### Excerpts from a figure dataset
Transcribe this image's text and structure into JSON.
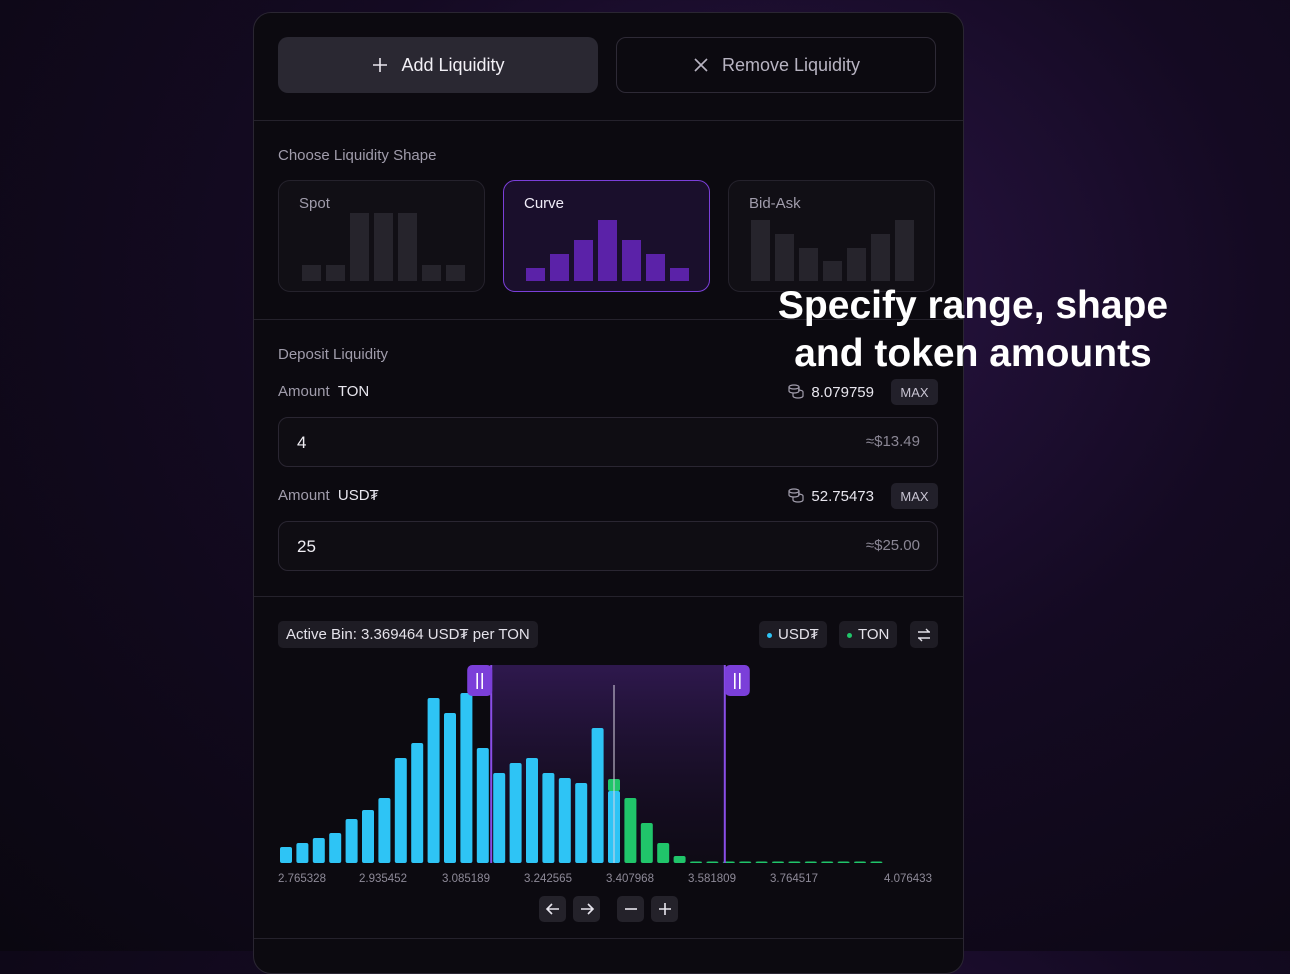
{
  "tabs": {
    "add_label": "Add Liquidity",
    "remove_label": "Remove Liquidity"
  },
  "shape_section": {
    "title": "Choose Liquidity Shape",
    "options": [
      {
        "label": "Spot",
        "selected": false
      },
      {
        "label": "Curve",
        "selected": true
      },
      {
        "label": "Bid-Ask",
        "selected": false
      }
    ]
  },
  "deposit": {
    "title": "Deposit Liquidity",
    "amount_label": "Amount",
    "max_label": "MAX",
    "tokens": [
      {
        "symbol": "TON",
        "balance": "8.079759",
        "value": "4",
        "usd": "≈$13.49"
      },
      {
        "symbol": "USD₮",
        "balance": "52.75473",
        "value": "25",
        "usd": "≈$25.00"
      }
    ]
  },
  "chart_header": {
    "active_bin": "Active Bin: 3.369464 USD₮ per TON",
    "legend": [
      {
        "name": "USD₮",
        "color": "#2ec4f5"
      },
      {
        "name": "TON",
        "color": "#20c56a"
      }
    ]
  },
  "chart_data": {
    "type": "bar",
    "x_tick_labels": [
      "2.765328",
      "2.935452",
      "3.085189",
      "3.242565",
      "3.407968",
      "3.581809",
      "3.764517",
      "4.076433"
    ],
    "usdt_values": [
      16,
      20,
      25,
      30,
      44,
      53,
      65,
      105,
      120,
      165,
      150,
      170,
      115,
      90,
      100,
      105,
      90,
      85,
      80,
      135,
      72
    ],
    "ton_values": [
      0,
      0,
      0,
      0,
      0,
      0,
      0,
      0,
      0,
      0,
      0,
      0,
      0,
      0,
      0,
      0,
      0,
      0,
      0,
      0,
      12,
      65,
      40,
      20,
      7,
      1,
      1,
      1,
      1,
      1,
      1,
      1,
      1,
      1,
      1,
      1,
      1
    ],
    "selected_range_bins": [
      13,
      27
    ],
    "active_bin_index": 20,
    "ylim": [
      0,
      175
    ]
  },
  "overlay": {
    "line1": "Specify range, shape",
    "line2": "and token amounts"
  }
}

### Exercise requirements
State the number of lines above that hold the string "Liquidity", with nothing added.

### Full solution
4